## LISTING

* * * * *

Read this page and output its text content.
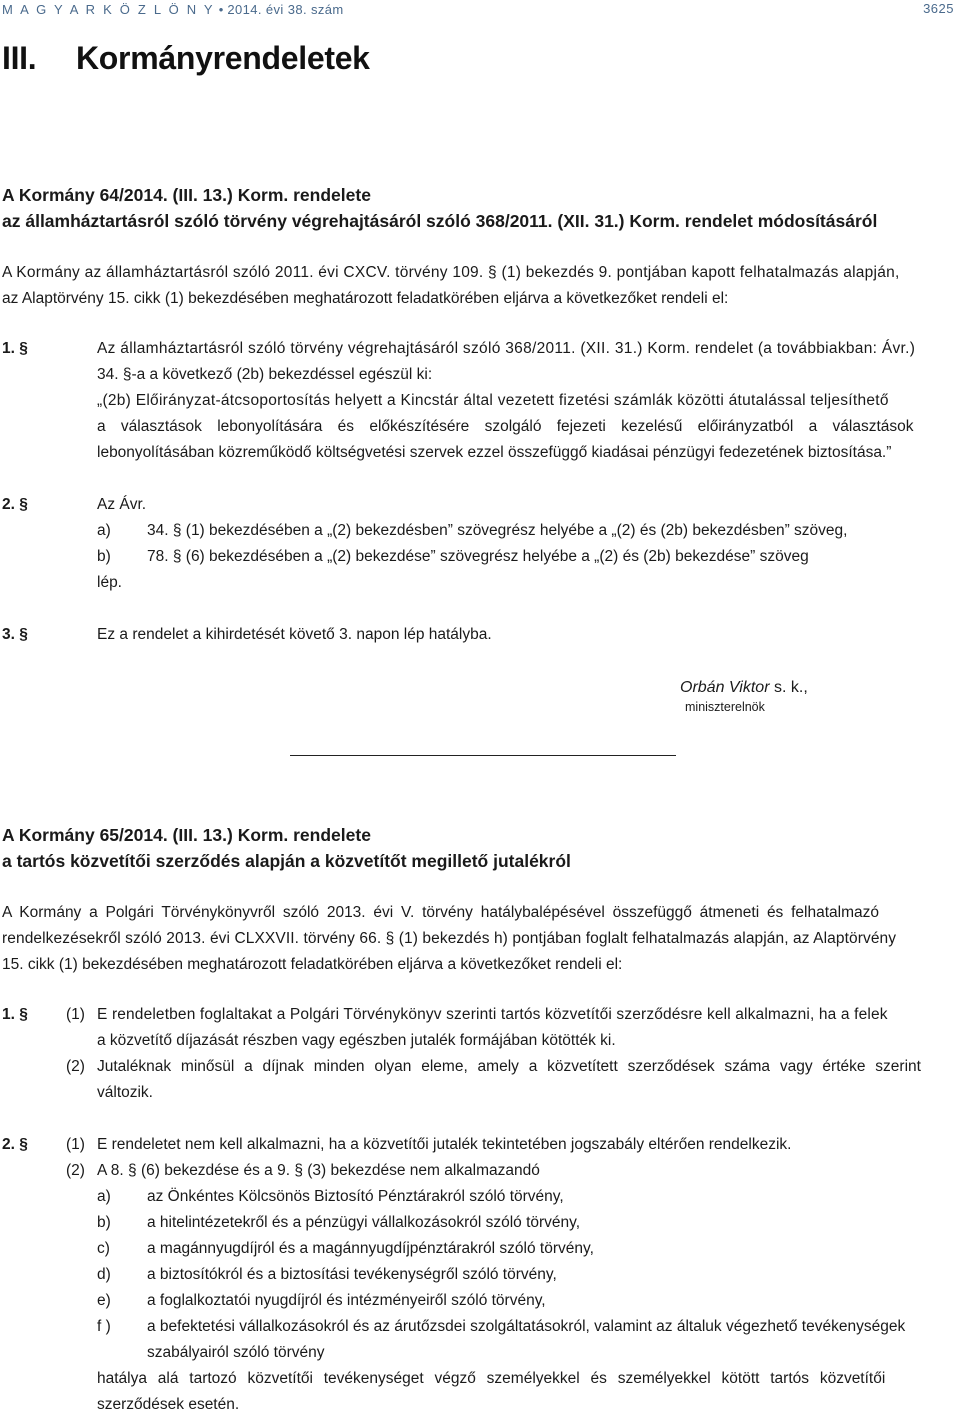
M A G Y A R K Ö Z L Ö N Y • 2014. évi 38. szám	3625
III. Kormányrendeletek
A Kormány 64/2014. (III. 13.) Korm. rendelete
az államháztartásról szóló törvény végrehajtásáról szóló 368/2011. (XII. 31.) Korm. rendelet módosításáról
A Kormány az államháztartásról szóló 2011. évi CXCV. törvény 109. § (1) bekezdés 9. pontjában kapott felhatalmazás alapján,
az Alaptörvény 15. cikk (1) bekezdésében meghatározott feladatkörében eljárva a következőket rendeli el:
1. §	Az államháztartásról szóló törvény végrehajtásáról szóló 368/2011. (XII. 31.) Korm. rendelet (a továbbiakban: Ávr.)
34. §-a a következő (2b) bekezdéssel egészül ki:
„(2b) Előirányzat-átcsoportosítás helyett a Kincstár által vezetett fizetési számlák közötti átutalással teljesíthető
a választások lebonyolítására és előkészítésére szolgáló fejezeti kezelésű előirányzatból a választások
lebonyolításában közreműködő költségvetési szervek ezzel összefüggő kiadásai pénzügyi fedezetének biztosítása.”
2. §	Az Ávr.
a) 34. § (1) bekezdésében a „(2) bekezdésben” szövegrész helyébe a „(2) és (2b) bekezdésben” szöveg,
b) 78. § (6) bekezdésében a „(2) bekezdése” szövegrész helyébe a „(2) és (2b) bekezdése” szöveg
lép.
3. §	Ez a rendelet a kihirdetését követő 3. napon lép hatályba.
Orbán Viktor s. k.,
miniszterelnök
A Kormány 65/2014. (III. 13.) Korm. rendelete
a tartós közvetítői szerződés alapján a közvetítőt megillető jutalékról
A Kormány a Polgári Törvénykönyvről szóló 2013. évi V. törvény hatálybalépésével összefüggő átmeneti és felhatalmazó
rendelkezésekről szóló 2013. évi CLXXVII. törvény 66. § (1) bekezdés h) pontjában foglalt felhatalmazás alapján, az Alaptörvény
15. cikk (1) bekezdésében meghatározott feladatkörében eljárva a következőket rendeli el:
1. § (1) E rendeletben foglaltakat a Polgári Törvénykönyv szerinti tartós közvetítői szerződésre kell alkalmazni, ha a felek
a közvetítő díjazását részben vagy egészben jutalék formájában kötötték ki.
(2) Jutaléknak minősül a díjnak minden olyan eleme, amely a közvetített szerződések száma vagy értéke szerint
változik.
2. § (1) E rendeletet nem kell alkalmazni, ha a közvetítői jutalék tekintetében jogszabály eltérően rendelkezik.
(2) A 8. § (6) bekezdése és a 9. § (3) bekezdése nem alkalmazandó
a) az Önkéntes Kölcsönös Biztosító Pénztárakról szóló törvény,
b) a hitelintézetekről és a pénzügyi vállalkozásokról szóló törvény,
c) a magánnyugdíjról és a magánnyugdíjpénztárakról szóló törvény,
d) a biztosítókról és a biztosítási tevékenységről szóló törvény,
e) a foglalkoztatói nyugdíjról és intézményeiről szóló törvény,
f ) a befektetési vállalkozásokról és az árutőzsdei szolgáltatásokról, valamint az általuk végezhető tevékenységek
szabályairól szóló törvény
hatálya alá tartozó közvetítői tevékenységet végző személyekkel és személyekkel kötött tartós közvetítői
szerződések esetén.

* * * * *

## PROBLEM REQUIREMENTS
Every line above should be repeated exactly; pictures stay out of the copy.

## EXERCISE OUTPUT
Read this page and output its text content.
M A G Y A R K Ö Z L Ö N Y • 2014. évi 38. szám	3625
III. Kormányrendeletek
A Kormány 64/2014. (III. 13.) Korm. rendelete
az államháztartásról szóló törvény végrehajtásáról szóló 368/2011. (XII. 31.) Korm. rendelet módosításáról
A Kormány az államháztartásról szóló 2011. évi CXCV. törvény 109. § (1) bekezdés 9. pontjában kapott felhatalmazás alapján,
az Alaptörvény 15. cikk (1) bekezdésében meghatározott feladatkörében eljárva a következőket rendeli el:
1. §	Az államháztartásról szóló törvény végrehajtásáról szóló 368/2011. (XII. 31.) Korm. rendelet (a továbbiakban: Ávr.)
34. §-a a következő (2b) bekezdéssel egészül ki:
„(2b) Előirányzat-átcsoportosítás helyett a Kincstár által vezetett fizetési számlák közötti átutalással teljesíthető
a választások lebonyolítására és előkészítésére szolgáló fejezeti kezelésű előirányzatból a választások
lebonyolításában közreműködő költségvetési szervek ezzel összefüggő kiadásai pénzügyi fedezetének biztosítása.”
2. §	Az Ávr.
a) 34. § (1) bekezdésében a „(2) bekezdésben” szövegrész helyébe a „(2) és (2b) bekezdésben” szöveg,
b) 78. § (6) bekezdésében a „(2) bekezdése” szövegrész helyébe a „(2) és (2b) bekezdése” szöveg
lép.
3. §	Ez a rendelet a kihirdetését követő 3. napon lép hatályba.
Orbán Viktor s. k.,
miniszterelnök
A Kormány 65/2014. (III. 13.) Korm. rendelete
a tartós közvetítői szerződés alapján a közvetítőt megillető jutalékról
A Kormány a Polgári Törvénykönyvről szóló 2013. évi V. törvény hatálybalépésével összefüggő átmeneti és felhatalmazó
rendelkezésekről szóló 2013. évi CLXXVII. törvény 66. § (1) bekezdés h) pontjában foglalt felhatalmazás alapján, az Alaptörvény
15. cikk (1) bekezdésében meghatározott feladatkörében eljárva a következőket rendeli el:
1. § (1) E rendeletben foglaltakat a Polgári Törvénykönyv szerinti tartós közvetítői szerződésre kell alkalmazni, ha a felek
a közvetítő díjazását részben vagy egészben jutalék formájában kötötték ki.
(2) Jutaléknak minősül a díjnak minden olyan eleme, amely a közvetített szerződések száma vagy értéke szerint
változik.
2. § (1) E rendeletet nem kell alkalmazni, ha a közvetítői jutalék tekintetében jogszabály eltérően rendelkezik.
(2) A 8. § (6) bekezdése és a 9. § (3) bekezdése nem alkalmazandó
a) az Önkéntes Kölcsönös Biztosító Pénztárakról szóló törvény,
b) a hitelintézetekről és a pénzügyi vállalkozásokról szóló törvény,
c) a magánnyugdíjról és a magánnyugdíjpénztárakról szóló törvény,
d) a biztosítókról és a biztosítási tevékenységről szóló törvény,
e) a foglalkoztatói nyugdíjról és intézményeiről szóló törvény,
f ) a befektetési vállalkozásokról és az árutőzsdei szolgáltatásokról, valamint az általuk végezhető tevékenységek
szabályairól szóló törvény
hatálya alá tartozó közvetítői tevékenységet végző személyekkel és személyekkel kötött tartós közvetítői
szerződések esetén.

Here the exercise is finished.